To be done:
Write each line out exactly, leaving none out.

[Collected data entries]
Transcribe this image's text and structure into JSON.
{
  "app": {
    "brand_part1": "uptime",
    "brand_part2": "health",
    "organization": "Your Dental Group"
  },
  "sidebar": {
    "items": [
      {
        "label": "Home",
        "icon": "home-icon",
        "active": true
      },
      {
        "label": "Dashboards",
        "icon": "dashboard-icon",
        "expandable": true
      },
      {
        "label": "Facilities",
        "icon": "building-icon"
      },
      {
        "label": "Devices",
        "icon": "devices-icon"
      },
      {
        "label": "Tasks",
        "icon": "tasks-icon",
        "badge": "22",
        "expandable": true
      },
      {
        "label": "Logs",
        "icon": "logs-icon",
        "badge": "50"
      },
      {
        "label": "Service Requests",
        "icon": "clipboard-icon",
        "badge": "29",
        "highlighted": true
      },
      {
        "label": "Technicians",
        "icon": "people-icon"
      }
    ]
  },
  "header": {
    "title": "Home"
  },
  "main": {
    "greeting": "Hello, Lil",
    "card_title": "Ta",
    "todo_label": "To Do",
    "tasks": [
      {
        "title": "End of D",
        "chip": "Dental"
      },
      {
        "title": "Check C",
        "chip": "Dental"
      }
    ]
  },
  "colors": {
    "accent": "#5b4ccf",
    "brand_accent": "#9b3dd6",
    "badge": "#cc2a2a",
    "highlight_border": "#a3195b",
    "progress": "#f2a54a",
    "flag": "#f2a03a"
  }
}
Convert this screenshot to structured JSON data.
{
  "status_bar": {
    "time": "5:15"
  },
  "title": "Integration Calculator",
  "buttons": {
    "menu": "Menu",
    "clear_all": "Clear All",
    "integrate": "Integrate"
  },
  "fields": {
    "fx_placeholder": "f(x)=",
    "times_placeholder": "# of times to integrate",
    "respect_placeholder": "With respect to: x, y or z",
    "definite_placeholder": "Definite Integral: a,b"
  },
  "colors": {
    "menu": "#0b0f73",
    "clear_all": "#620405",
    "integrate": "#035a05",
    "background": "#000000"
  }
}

Reply to the exercise:
Transcribe this image's text and structure into JSON.
{
  "app": {
    "brand_part1": "uptime",
    "brand_part2": "health",
    "organization": "Your Dental Group"
  },
  "sidebar": {
    "items": [
      {
        "label": "Home",
        "icon": "home-icon",
        "active": true
      },
      {
        "label": "Dashboards",
        "icon": "dashboard-icon",
        "expandable": true
      },
      {
        "label": "Facilities",
        "icon": "building-icon"
      },
      {
        "label": "Devices",
        "icon": "devices-icon"
      },
      {
        "label": "Tasks",
        "icon": "tasks-icon",
        "badge": "22",
        "expandable": true
      },
      {
        "label": "Logs",
        "icon": "logs-icon",
        "badge": "50"
      },
      {
        "label": "Service Requests",
        "icon": "clipboard-icon",
        "badge": "29",
        "highlighted": true
      },
      {
        "label": "Technicians",
        "icon": "people-icon"
      }
    ]
  },
  "header": {
    "title": "Home"
  },
  "main": {
    "greeting": "Hello, Lil",
    "card_title": "Ta",
    "todo_label": "To Do",
    "tasks": [
      {
        "title": "End of D",
        "chip": "Dental"
      },
      {
        "title": "Check C",
        "chip": "Dental"
      }
    ]
  },
  "colors": {
    "accent": "#5b4ccf",
    "brand_accent": "#9b3dd6",
    "badge": "#cc2a2a",
    "highlight_border": "#a3195b",
    "progress": "#f2a54a",
    "flag": "#f2a03a"
  }
}
Convert this screenshot to structured JSON data.
{
  "status_bar": {
    "time": "5:15"
  },
  "title": "Integration Calculator",
  "buttons": {
    "menu": "Menu",
    "clear_all": "Clear All",
    "integrate": "Integrate"
  },
  "fields": {
    "fx_placeholder": "f(x)=",
    "times_placeholder": "# of times to integrate",
    "respect_placeholder": "With respect to: x, y or z",
    "definite_placeholder": "Definite Integral: a,b"
  },
  "colors": {
    "menu": "#0b0f73",
    "clear_all": "#620405",
    "integrate": "#035a05",
    "background": "#000000"
  }
}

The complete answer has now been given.